YOUR TASK
Your answer should be a single number: the count of lines that include the word "Основное".

EXTRACTED ENTRIES

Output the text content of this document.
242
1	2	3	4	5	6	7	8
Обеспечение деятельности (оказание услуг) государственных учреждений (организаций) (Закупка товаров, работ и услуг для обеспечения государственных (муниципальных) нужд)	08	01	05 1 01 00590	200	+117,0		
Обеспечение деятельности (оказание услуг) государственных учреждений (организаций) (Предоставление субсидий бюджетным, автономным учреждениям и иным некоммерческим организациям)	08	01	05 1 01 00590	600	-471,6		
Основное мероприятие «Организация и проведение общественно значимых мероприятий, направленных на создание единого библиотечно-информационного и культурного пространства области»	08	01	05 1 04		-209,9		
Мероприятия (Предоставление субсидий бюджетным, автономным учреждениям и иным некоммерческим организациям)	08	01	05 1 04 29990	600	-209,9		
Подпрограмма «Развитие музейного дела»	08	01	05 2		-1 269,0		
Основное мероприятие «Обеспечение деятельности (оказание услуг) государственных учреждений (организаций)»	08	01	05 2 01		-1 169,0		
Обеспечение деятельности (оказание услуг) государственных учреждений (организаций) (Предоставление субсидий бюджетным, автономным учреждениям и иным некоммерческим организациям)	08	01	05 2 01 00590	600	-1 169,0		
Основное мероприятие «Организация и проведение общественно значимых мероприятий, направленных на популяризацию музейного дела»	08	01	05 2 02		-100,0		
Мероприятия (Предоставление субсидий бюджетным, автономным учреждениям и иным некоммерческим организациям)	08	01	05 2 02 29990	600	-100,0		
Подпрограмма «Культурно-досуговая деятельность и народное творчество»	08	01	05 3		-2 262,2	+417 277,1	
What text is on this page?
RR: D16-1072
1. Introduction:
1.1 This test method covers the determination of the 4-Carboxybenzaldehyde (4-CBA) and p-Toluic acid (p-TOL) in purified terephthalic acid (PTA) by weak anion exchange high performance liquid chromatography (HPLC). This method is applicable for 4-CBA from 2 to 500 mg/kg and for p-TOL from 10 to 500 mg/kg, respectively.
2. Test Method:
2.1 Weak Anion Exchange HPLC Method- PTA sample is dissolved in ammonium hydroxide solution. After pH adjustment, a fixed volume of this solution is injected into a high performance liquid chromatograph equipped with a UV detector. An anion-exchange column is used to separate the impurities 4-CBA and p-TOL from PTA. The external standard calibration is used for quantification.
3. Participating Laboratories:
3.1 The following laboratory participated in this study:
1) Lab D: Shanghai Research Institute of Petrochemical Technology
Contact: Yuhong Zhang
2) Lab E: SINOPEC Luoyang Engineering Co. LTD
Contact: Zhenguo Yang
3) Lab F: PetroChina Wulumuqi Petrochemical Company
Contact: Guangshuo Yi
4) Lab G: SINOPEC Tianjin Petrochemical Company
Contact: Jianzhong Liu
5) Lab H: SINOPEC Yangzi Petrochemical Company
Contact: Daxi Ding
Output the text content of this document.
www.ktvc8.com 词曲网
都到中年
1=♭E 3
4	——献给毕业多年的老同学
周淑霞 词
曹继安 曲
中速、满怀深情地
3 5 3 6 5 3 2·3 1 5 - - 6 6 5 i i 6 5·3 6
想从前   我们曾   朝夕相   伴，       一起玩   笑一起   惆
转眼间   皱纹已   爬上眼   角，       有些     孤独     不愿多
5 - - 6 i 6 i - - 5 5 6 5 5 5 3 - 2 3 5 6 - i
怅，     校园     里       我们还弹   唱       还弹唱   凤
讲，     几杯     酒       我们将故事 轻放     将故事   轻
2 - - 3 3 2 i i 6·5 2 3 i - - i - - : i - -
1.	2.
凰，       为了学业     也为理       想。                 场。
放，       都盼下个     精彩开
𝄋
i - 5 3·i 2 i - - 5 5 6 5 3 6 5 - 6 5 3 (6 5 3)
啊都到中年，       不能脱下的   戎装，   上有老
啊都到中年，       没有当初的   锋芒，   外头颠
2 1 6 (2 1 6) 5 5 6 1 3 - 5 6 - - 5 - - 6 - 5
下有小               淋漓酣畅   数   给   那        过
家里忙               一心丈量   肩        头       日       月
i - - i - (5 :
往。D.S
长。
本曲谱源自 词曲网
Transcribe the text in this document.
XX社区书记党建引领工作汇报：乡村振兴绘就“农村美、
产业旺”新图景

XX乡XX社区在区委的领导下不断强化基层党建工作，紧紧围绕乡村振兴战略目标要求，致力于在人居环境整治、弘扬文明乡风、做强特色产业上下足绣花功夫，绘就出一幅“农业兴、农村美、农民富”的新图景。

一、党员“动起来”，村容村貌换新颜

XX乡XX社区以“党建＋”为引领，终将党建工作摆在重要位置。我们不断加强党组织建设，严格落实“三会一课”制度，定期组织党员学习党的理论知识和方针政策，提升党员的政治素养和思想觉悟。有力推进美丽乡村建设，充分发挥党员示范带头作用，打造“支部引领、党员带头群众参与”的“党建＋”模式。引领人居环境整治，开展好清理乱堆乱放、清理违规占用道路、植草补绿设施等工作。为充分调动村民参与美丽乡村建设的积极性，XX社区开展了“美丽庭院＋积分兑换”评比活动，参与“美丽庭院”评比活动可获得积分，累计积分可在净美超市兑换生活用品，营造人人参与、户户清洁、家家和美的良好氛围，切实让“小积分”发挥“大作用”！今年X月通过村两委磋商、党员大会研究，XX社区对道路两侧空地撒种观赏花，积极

RESULT OF THIS EXERCISE
3